(Work to be completed)
Return every line of the records below word for word, with no changes of any kind.

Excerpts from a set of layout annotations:
┌────────
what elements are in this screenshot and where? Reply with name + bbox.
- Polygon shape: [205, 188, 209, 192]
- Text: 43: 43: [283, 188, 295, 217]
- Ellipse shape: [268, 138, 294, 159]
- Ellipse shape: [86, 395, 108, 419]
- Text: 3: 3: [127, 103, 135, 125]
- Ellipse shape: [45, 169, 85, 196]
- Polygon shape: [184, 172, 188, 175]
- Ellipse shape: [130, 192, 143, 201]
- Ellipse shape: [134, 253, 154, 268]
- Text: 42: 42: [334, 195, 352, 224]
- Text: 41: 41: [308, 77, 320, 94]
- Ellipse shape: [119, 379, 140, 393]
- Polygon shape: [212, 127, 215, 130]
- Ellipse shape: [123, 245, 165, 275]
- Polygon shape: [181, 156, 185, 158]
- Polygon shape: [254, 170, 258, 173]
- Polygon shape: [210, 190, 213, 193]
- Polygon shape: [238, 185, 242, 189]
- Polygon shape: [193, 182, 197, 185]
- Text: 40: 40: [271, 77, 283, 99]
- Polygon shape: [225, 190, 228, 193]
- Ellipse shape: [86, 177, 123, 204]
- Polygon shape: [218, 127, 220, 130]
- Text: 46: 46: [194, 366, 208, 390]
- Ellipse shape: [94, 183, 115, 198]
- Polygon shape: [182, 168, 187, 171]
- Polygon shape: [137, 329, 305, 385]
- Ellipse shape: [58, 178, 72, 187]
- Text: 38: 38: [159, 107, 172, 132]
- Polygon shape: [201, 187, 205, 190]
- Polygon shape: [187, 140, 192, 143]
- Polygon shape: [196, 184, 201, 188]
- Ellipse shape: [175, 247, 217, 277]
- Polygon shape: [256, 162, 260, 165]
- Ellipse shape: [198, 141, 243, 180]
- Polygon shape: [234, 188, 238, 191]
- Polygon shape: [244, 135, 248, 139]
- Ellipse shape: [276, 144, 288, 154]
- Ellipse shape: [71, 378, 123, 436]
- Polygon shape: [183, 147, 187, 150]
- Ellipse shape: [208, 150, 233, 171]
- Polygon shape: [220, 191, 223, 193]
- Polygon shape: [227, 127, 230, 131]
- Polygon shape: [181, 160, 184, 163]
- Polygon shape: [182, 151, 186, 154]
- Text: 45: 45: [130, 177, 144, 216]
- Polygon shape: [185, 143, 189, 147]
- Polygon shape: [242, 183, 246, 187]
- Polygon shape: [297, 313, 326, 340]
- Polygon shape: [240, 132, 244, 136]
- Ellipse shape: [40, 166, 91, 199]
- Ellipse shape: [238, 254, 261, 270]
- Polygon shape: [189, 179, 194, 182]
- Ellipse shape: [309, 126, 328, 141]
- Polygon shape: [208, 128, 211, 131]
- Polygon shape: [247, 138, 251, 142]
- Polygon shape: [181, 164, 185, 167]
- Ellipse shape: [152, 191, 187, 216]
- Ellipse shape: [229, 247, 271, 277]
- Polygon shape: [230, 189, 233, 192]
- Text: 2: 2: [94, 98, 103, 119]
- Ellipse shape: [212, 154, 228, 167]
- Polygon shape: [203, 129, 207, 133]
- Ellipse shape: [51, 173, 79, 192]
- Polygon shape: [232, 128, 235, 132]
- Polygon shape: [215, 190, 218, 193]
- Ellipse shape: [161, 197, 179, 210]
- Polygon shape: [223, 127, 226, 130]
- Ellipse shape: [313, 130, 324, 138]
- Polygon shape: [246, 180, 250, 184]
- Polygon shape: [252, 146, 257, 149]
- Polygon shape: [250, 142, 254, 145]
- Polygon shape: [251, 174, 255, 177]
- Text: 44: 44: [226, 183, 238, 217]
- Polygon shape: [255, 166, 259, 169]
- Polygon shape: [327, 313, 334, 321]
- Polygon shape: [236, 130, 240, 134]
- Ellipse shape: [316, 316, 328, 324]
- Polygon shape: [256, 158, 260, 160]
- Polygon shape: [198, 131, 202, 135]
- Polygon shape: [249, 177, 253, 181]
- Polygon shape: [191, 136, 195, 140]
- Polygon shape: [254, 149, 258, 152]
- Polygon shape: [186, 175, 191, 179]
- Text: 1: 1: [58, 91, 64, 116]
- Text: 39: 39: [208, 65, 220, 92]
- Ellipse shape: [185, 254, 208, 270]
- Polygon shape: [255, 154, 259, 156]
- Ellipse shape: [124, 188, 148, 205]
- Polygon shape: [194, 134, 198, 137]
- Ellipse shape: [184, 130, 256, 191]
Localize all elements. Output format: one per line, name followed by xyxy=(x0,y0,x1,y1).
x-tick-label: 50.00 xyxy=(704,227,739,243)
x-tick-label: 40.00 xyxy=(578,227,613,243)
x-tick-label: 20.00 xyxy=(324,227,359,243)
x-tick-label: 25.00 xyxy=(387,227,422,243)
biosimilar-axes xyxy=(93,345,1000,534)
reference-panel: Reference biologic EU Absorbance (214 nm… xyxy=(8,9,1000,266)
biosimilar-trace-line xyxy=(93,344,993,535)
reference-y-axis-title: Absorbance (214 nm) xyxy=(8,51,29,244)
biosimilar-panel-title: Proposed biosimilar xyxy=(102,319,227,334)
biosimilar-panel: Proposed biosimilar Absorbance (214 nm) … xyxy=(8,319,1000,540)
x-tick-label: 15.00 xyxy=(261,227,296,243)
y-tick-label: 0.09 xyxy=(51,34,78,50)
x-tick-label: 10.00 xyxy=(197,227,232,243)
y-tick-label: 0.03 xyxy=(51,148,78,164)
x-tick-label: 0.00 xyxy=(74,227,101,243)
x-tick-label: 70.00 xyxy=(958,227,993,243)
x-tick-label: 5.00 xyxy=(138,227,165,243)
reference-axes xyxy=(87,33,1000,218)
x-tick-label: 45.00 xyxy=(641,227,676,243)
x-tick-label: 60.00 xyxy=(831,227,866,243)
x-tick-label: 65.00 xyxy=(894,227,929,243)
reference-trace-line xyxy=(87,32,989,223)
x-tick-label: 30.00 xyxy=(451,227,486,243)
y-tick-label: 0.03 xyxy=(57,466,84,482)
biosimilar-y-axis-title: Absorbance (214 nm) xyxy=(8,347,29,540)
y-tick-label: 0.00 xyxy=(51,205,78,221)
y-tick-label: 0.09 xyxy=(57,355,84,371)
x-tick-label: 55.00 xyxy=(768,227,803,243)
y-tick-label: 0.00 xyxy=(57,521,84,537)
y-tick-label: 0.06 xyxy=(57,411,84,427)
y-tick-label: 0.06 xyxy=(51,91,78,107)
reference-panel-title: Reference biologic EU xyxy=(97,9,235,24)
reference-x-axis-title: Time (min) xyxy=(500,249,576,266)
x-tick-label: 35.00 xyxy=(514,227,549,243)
└────────
(Solved exercise)
what elements are in this screenshot and where? Reply with name + bbox.
- Polygon shape: [205, 188, 209, 192]
- Text: 43: 43: [283, 188, 295, 217]
- Ellipse shape: [268, 138, 294, 159]
- Ellipse shape: [86, 395, 108, 419]
- Text: 3: 3: [127, 103, 135, 125]
- Ellipse shape: [45, 169, 85, 196]
- Polygon shape: [184, 172, 188, 175]
- Ellipse shape: [130, 192, 143, 201]
- Ellipse shape: [134, 253, 154, 268]
- Text: 42: 42: [334, 195, 352, 224]
- Text: 41: 41: [308, 77, 320, 94]
- Ellipse shape: [119, 379, 140, 393]
- Polygon shape: [212, 127, 215, 130]
- Ellipse shape: [123, 245, 165, 275]
- Polygon shape: [181, 156, 185, 158]
- Polygon shape: [254, 170, 258, 173]
- Polygon shape: [210, 190, 213, 193]
- Polygon shape: [238, 185, 242, 189]
- Polygon shape: [193, 182, 197, 185]
- Text: 40: 40: [271, 77, 283, 99]
- Polygon shape: [225, 190, 228, 193]
- Ellipse shape: [86, 177, 123, 204]
- Polygon shape: [218, 127, 220, 130]
- Text: 46: 46: [194, 366, 208, 390]
- Ellipse shape: [94, 183, 115, 198]
- Polygon shape: [182, 168, 187, 171]
- Polygon shape: [137, 329, 305, 385]
- Ellipse shape: [58, 178, 72, 187]
- Text: 38: 38: [159, 107, 172, 132]
- Polygon shape: [201, 187, 205, 190]
- Polygon shape: [187, 140, 192, 143]
- Polygon shape: [196, 184, 201, 188]
- Ellipse shape: [175, 247, 217, 277]
- Polygon shape: [256, 162, 260, 165]
- Ellipse shape: [198, 141, 243, 180]
- Polygon shape: [234, 188, 238, 191]
- Polygon shape: [244, 135, 248, 139]
- Ellipse shape: [276, 144, 288, 154]
- Ellipse shape: [71, 378, 123, 436]
- Polygon shape: [183, 147, 187, 150]
- Ellipse shape: [208, 150, 233, 171]
- Polygon shape: [220, 191, 223, 193]
- Polygon shape: [227, 127, 230, 131]
- Polygon shape: [181, 160, 184, 163]
- Polygon shape: [182, 151, 186, 154]
- Text: 45: 45: [130, 177, 144, 216]
- Polygon shape: [185, 143, 189, 147]
- Polygon shape: [242, 183, 246, 187]
- Polygon shape: [297, 313, 326, 340]
- Polygon shape: [240, 132, 244, 136]
- Ellipse shape: [40, 166, 91, 199]
- Ellipse shape: [238, 254, 261, 270]
- Polygon shape: [189, 179, 194, 182]
- Ellipse shape: [309, 126, 328, 141]
- Polygon shape: [208, 128, 211, 131]
- Polygon shape: [247, 138, 251, 142]
- Polygon shape: [181, 164, 185, 167]
- Ellipse shape: [152, 191, 187, 216]
- Ellipse shape: [229, 247, 271, 277]
- Polygon shape: [230, 189, 233, 192]
- Text: 2: 2: [94, 98, 103, 119]
- Ellipse shape: [212, 154, 228, 167]
- Polygon shape: [203, 129, 207, 133]
- Ellipse shape: [51, 173, 79, 192]
- Polygon shape: [232, 128, 235, 132]
- Polygon shape: [215, 190, 218, 193]
- Ellipse shape: [161, 197, 179, 210]
- Polygon shape: [223, 127, 226, 130]
- Ellipse shape: [313, 130, 324, 138]
- Polygon shape: [246, 180, 250, 184]
- Polygon shape: [252, 146, 257, 149]
- Polygon shape: [250, 142, 254, 145]
- Polygon shape: [251, 174, 255, 177]
- Text: 44: 44: [226, 183, 238, 217]
- Polygon shape: [255, 166, 259, 169]
- Polygon shape: [327, 313, 334, 321]
- Polygon shape: [236, 130, 240, 134]
- Ellipse shape: [316, 316, 328, 324]
- Polygon shape: [256, 158, 260, 160]
- Polygon shape: [198, 131, 202, 135]
- Polygon shape: [249, 177, 253, 181]
- Polygon shape: [191, 136, 195, 140]
- Polygon shape: [254, 149, 258, 152]
- Polygon shape: [186, 175, 191, 179]
- Text: 1: 1: [58, 91, 64, 116]
- Text: 39: 39: [208, 65, 220, 92]
- Ellipse shape: [185, 254, 208, 270]
- Polygon shape: [255, 154, 259, 156]
- Ellipse shape: [124, 188, 148, 205]
- Polygon shape: [194, 134, 198, 137]
- Ellipse shape: [184, 130, 256, 191]
Localize all elements. Output format: one per line, name followed by xyxy=(x0,y0,x1,y1).
x-tick-label: 50.00 xyxy=(704,227,739,243)
x-tick-label: 40.00 xyxy=(578,227,613,243)
x-tick-label: 20.00 xyxy=(324,227,359,243)
x-tick-label: 25.00 xyxy=(387,227,422,243)
biosimilar-axes xyxy=(93,345,1000,534)
reference-panel: Reference biologic EU Absorbance (214 nm… xyxy=(8,9,1000,266)
biosimilar-trace-line xyxy=(93,344,993,535)
reference-y-axis-title: Absorbance (214 nm) xyxy=(8,51,29,244)
biosimilar-panel-title: Proposed biosimilar xyxy=(102,319,227,334)
biosimilar-panel: Proposed biosimilar Absorbance (214 nm) … xyxy=(8,319,1000,540)
x-tick-label: 15.00 xyxy=(261,227,296,243)
y-tick-label: 0.09 xyxy=(51,34,78,50)
x-tick-label: 10.00 xyxy=(197,227,232,243)
y-tick-label: 0.03 xyxy=(51,148,78,164)
x-tick-label: 0.00 xyxy=(74,227,101,243)
x-tick-label: 70.00 xyxy=(958,227,993,243)
x-tick-label: 5.00 xyxy=(138,227,165,243)
reference-axes xyxy=(87,33,1000,218)
x-tick-label: 45.00 xyxy=(641,227,676,243)
x-tick-label: 60.00 xyxy=(831,227,866,243)
x-tick-label: 65.00 xyxy=(894,227,929,243)
reference-trace-line xyxy=(87,32,989,223)
x-tick-label: 30.00 xyxy=(451,227,486,243)
y-tick-label: 0.03 xyxy=(57,466,84,482)
biosimilar-y-axis-title: Absorbance (214 nm) xyxy=(8,347,29,540)
y-tick-label: 0.00 xyxy=(51,205,78,221)
y-tick-label: 0.09 xyxy=(57,355,84,371)
x-tick-label: 55.00 xyxy=(768,227,803,243)
y-tick-label: 0.00 xyxy=(57,521,84,537)
y-tick-label: 0.06 xyxy=(57,411,84,427)
y-tick-label: 0.06 xyxy=(51,91,78,107)
reference-panel-title: Reference biologic EU xyxy=(97,9,235,24)
reference-x-axis-title: Time (min) xyxy=(500,249,576,266)
x-tick-label: 35.00 xyxy=(514,227,549,243)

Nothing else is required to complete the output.